» **Task to carry out**:
Once every line below with "ranked" has been counted, state the total and nothing else.

Data entries

--- START ---

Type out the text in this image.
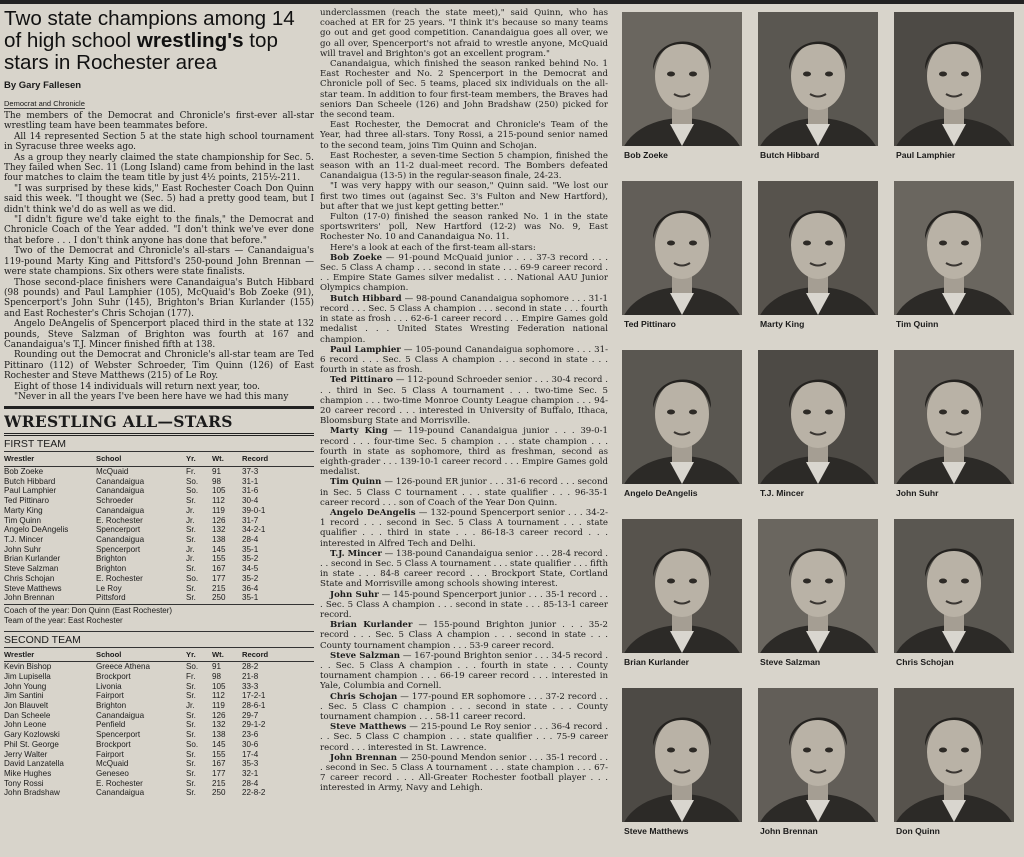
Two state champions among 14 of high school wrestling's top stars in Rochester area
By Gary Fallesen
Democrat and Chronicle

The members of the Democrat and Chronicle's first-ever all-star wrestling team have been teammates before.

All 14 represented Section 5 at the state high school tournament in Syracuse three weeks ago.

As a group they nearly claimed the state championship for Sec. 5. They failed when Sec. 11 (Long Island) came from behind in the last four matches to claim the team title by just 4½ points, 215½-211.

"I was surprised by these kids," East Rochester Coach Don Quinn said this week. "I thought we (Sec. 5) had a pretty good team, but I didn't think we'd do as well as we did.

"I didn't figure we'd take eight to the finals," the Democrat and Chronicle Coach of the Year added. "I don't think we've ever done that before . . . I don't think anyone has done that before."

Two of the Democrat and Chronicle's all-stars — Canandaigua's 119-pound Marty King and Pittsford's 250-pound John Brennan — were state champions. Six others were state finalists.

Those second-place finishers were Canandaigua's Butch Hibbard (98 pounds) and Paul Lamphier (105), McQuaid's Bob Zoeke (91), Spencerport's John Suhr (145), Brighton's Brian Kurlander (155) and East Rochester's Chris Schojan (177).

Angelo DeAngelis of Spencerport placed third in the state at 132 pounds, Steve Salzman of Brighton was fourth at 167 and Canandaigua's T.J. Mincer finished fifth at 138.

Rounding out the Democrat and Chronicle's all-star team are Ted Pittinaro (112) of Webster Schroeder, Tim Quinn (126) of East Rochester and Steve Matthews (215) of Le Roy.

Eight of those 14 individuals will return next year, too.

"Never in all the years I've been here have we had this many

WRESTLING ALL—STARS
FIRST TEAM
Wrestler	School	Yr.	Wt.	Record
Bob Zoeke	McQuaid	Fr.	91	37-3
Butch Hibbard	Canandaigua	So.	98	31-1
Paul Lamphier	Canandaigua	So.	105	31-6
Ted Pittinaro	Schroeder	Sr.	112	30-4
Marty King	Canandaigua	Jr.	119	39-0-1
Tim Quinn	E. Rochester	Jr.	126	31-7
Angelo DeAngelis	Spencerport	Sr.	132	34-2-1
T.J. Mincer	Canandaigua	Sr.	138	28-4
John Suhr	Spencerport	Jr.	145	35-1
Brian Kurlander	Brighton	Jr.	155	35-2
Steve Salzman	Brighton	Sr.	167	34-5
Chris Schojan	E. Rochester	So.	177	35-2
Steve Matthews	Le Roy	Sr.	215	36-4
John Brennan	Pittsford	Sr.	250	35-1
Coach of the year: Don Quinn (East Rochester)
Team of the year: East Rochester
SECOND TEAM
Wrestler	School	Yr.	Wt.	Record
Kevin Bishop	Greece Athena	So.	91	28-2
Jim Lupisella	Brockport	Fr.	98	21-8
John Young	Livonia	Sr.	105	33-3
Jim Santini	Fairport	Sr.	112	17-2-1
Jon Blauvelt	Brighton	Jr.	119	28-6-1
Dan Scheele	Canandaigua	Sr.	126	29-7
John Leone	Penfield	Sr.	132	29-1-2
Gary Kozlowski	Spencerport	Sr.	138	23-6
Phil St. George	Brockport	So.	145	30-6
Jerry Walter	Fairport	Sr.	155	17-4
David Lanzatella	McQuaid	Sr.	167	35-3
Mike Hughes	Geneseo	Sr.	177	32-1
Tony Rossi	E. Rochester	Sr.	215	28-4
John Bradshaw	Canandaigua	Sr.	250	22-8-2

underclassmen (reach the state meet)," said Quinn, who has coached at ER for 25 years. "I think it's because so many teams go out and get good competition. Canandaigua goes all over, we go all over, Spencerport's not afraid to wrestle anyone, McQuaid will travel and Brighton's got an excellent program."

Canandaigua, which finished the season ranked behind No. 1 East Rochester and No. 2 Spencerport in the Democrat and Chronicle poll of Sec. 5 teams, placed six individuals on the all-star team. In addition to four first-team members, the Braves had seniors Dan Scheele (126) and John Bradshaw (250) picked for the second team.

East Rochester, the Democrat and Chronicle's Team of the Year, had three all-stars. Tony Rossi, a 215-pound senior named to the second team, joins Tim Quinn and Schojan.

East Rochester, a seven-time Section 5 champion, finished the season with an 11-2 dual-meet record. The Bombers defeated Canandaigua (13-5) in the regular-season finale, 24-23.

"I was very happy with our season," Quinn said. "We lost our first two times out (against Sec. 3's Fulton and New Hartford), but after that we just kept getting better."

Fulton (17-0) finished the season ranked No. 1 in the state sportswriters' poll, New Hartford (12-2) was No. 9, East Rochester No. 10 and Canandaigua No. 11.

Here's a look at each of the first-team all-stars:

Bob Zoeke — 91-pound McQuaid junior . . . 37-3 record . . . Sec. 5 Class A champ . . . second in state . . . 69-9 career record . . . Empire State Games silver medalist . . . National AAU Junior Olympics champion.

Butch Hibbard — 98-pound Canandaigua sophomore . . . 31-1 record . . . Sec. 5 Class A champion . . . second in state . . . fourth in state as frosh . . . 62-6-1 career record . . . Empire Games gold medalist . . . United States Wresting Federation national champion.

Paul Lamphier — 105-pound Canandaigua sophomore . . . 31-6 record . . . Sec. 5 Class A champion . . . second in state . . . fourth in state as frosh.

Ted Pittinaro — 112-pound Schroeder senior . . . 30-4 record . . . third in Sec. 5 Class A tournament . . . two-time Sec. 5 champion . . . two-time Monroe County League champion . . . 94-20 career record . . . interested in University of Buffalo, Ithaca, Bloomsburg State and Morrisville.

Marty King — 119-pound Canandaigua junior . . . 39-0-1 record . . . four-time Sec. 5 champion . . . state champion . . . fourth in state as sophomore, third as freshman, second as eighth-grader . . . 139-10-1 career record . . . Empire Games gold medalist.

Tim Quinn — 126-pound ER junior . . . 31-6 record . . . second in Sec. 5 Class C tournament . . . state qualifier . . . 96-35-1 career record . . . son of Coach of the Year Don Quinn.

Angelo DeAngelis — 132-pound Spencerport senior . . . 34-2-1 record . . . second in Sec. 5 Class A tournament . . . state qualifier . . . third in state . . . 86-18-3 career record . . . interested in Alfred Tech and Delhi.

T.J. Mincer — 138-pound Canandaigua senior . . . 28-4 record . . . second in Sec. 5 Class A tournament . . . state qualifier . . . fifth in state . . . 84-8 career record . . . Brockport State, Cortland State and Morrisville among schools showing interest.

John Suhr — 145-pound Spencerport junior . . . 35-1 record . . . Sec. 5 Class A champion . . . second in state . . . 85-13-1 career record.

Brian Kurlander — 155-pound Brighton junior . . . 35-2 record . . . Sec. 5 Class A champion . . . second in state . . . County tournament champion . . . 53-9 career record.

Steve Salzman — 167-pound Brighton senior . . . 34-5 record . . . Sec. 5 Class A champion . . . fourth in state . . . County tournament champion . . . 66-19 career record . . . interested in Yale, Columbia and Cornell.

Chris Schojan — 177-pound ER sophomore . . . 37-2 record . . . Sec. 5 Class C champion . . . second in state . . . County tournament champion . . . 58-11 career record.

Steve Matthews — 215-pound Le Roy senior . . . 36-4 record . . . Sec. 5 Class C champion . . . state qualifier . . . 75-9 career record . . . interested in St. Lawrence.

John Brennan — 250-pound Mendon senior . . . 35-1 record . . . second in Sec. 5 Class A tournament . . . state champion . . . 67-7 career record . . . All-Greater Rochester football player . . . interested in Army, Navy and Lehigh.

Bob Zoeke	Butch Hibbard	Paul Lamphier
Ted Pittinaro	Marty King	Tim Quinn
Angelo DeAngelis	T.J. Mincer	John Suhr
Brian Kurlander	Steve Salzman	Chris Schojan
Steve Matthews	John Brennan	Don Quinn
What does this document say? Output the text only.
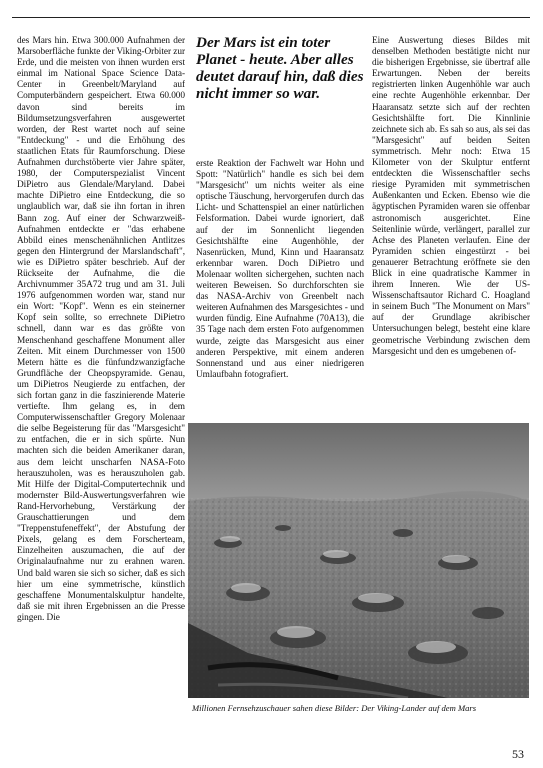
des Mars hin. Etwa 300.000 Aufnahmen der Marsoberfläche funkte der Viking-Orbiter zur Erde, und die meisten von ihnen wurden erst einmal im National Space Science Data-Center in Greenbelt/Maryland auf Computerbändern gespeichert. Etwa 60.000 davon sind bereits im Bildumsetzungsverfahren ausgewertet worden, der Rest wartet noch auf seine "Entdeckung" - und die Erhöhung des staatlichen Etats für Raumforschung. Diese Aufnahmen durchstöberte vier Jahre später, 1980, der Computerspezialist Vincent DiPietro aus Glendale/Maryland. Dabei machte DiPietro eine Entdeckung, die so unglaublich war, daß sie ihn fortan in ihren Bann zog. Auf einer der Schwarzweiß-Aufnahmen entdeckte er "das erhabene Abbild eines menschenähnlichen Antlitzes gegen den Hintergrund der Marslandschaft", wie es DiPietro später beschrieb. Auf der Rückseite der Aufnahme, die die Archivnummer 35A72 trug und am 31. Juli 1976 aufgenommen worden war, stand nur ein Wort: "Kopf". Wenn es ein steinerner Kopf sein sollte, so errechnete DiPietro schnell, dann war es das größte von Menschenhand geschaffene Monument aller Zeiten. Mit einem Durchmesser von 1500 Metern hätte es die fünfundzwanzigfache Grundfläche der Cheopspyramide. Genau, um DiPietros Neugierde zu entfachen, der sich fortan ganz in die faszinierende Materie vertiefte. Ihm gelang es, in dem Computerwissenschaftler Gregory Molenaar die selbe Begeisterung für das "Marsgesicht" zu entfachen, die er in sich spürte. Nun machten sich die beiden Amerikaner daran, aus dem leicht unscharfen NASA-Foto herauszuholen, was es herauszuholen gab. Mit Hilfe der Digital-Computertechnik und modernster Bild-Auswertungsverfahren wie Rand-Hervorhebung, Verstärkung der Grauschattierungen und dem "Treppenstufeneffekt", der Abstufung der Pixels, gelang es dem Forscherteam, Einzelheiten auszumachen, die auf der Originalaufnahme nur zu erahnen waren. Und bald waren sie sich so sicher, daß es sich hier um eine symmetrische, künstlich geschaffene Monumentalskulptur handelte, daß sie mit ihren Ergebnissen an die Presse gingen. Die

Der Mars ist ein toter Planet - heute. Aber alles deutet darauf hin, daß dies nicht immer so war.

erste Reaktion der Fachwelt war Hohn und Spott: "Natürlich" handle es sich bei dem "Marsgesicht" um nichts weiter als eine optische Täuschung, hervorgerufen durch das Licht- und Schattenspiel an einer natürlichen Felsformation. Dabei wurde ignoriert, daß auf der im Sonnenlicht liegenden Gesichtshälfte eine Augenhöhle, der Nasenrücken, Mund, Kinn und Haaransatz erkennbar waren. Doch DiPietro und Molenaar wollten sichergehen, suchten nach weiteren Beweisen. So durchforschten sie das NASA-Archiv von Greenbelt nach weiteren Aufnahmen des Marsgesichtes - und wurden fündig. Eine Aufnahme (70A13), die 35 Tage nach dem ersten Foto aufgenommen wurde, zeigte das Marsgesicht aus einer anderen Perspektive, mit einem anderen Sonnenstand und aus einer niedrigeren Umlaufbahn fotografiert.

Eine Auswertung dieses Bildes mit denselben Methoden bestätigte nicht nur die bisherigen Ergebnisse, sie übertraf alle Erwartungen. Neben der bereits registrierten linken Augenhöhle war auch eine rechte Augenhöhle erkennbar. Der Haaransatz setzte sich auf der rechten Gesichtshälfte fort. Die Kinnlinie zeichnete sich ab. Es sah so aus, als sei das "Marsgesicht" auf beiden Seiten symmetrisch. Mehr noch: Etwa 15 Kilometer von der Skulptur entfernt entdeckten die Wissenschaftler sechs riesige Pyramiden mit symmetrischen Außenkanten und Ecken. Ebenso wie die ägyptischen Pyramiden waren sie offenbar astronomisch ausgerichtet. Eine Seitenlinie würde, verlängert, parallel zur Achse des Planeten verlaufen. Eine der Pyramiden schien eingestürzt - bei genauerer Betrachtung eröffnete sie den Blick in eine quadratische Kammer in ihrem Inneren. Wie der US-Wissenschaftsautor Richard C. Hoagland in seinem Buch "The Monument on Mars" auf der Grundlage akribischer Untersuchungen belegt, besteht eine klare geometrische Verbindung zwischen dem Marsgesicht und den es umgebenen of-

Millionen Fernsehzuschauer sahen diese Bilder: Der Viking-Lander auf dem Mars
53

--- END ---

» **Solution for this problem**:
2